TERRA.WIRE
Kenyan ecologist Wangari Maathai to receive 2004 Nobel Peace Prize
OSLO (AFP) Dec 10, 2004
Kenyan ecologist Wangari Maathai will receive the Nobel Peace Prize for 2004 on Friday at a ceremony in Oslo, making her the first African woman and first environmentalist to receive the prestigious award.

Maathai, 64, who was honored for her campaign to save Africa's forests and for standing at the "front of the fight to promote ecologically viable social, economic and cultural development in Kenya and in Africa," will receive the prize from the chairman of the Nobel Committee Ole Mjoes at a formal ceremony on Wednesday at 1:30 pm (1230 GMT) in Oslo's City Hall.

Maathai, who won the prize on October 8, will receive the award, plus 10 million Swedish kronor (1.1 million euros, 1.4 million dollars), at a formal ceremony at Oslo's city hall on Friday, the anniversary of the death of prize founder Alfred Nobel.

Nobel committee president Ole Mjoes will present her with the Nobel diploma and gold medal in the presence of Norway's King Harald.

More women need to do jobs where they take decisions if they are to play a role in peace-making, Maathai said here Thursday.

Maathai, the 12th woman and the first African woman to win the Peace Prize, told reporters at the Nobel Institute that "one reason why women are not as active in peacemaking as they should be is because they are not in the decision-making."

(Document understanding data)
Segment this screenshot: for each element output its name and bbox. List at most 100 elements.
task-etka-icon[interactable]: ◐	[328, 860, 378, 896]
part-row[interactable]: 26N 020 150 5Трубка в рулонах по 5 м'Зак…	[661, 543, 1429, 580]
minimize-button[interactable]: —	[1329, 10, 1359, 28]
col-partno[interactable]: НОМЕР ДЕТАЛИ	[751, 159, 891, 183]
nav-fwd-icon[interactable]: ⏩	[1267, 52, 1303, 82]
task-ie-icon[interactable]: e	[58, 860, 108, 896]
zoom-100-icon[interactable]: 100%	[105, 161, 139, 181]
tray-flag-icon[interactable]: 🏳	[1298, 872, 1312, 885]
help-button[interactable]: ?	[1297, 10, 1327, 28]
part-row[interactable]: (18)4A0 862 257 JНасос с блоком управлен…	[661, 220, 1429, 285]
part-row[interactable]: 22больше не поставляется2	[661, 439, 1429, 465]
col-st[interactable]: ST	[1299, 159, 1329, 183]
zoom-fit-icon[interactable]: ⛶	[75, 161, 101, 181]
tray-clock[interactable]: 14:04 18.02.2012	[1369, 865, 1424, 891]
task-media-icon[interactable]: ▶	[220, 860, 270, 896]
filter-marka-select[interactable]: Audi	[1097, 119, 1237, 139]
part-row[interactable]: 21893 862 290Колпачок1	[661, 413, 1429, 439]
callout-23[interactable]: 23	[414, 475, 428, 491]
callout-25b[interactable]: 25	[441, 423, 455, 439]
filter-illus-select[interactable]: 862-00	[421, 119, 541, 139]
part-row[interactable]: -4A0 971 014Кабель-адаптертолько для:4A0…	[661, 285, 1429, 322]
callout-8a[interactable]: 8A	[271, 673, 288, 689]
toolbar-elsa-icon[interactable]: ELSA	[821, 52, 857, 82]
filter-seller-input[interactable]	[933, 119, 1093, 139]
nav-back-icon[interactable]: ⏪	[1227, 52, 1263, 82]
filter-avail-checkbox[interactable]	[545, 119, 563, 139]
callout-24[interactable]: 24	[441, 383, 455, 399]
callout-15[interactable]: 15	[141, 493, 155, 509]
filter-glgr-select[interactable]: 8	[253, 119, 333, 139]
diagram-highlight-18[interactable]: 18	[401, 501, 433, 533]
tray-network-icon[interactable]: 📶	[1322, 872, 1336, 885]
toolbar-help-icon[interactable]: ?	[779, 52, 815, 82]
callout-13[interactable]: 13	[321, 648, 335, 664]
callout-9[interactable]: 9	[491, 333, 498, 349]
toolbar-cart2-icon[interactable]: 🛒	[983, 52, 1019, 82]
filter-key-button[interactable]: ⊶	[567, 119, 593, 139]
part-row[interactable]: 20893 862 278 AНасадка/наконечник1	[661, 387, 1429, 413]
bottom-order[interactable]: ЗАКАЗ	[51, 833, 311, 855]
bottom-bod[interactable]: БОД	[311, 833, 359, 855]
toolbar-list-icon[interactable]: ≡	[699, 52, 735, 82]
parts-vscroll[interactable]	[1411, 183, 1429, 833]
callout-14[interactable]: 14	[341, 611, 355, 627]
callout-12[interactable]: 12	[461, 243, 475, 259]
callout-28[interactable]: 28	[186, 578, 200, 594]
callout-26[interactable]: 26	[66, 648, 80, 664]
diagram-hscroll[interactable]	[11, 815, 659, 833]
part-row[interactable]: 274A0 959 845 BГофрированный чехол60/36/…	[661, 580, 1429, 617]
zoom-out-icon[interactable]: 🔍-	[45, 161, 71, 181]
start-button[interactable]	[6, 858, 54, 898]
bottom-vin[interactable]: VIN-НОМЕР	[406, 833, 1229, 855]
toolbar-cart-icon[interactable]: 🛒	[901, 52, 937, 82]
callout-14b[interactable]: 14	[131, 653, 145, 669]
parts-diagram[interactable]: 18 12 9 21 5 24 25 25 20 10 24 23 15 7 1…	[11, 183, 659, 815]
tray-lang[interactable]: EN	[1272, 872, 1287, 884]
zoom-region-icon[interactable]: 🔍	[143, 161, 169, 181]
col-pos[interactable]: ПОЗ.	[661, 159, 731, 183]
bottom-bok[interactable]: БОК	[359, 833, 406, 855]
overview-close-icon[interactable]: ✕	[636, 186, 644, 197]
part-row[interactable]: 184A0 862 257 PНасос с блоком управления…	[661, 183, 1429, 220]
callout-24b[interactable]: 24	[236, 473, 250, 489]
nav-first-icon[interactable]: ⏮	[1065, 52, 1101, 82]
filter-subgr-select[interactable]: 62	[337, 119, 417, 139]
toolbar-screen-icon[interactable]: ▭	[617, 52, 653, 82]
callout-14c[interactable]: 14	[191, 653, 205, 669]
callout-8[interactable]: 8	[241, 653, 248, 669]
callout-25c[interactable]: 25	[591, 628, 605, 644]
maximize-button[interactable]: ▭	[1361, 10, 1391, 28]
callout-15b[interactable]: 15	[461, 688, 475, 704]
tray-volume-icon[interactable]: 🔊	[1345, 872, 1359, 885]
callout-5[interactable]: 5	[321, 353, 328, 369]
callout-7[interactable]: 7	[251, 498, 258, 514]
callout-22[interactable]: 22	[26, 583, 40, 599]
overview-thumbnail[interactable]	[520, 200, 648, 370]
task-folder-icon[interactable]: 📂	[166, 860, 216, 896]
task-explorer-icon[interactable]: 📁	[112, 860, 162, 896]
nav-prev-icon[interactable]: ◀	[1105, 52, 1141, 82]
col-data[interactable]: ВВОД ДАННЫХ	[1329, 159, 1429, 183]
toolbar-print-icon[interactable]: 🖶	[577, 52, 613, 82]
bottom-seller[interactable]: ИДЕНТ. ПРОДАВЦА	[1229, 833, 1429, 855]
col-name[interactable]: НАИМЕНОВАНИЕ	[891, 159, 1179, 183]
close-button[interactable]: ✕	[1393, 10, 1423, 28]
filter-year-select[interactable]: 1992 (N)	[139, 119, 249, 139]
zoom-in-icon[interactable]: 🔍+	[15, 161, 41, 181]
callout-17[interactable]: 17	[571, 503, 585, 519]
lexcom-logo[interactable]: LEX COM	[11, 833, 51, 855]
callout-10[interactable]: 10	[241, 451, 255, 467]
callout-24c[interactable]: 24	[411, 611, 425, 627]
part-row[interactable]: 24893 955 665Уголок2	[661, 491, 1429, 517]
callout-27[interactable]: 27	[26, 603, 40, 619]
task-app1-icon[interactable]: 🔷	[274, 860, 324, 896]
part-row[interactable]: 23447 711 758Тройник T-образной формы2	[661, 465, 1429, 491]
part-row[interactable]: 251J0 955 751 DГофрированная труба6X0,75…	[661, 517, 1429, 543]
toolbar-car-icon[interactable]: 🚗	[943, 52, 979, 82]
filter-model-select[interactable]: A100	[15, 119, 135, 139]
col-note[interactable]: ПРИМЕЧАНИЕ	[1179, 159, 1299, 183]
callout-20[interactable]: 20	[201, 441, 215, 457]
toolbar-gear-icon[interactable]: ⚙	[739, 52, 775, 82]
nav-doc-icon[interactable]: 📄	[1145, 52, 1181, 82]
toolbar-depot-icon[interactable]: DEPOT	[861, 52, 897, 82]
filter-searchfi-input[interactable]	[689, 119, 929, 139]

** Work request A **
Using the news article on Wangari Maathai's Nobel Peace Prize, answer these:
(i) How old is Maathai?
(ii) How much prize money, in Swedish kronor, comes with the award?
(iii) Which number woman is she to win the Peace Prize?
** Work request B **
Write a continuation of the news article on Wangari Maathai's Nobel Peace Prize, starting after its final sentence.
The listing was taken from a separate source and is unrelated to the news article.

** Expected output A **
(i) 64
(ii) 10 million Swedish kronor
(iii) The 12th

** Expected output B **
"It is very difficult if you are on the outside shouting to people who are inside the house... We must put ourselves in the position where our voices can be heard inside the house."

Maathai, dressed in an embroidered emerald green bubu dress with a matching hair band, said she hoped the prize she was accepting "on behalf of many whose faces are not known" would help empower women around the world and especially in Africa.

"I believe that a great honor such as this bestowed on an African woman can only encourage and empower women, especially the African women. And it can only make men stand up and wonder what has hit them," she said with a broad grin.

At a separate ceremony in Stockholm on Friday, the winners of the Literature, Medicine, Physics, Chemistry and Economics prizes will receive their awards from King Carl XVI Gustaf in Stockholm's Concert Hall.

That ceremony will be followed by a gala banquet at Stockholm's City Hall.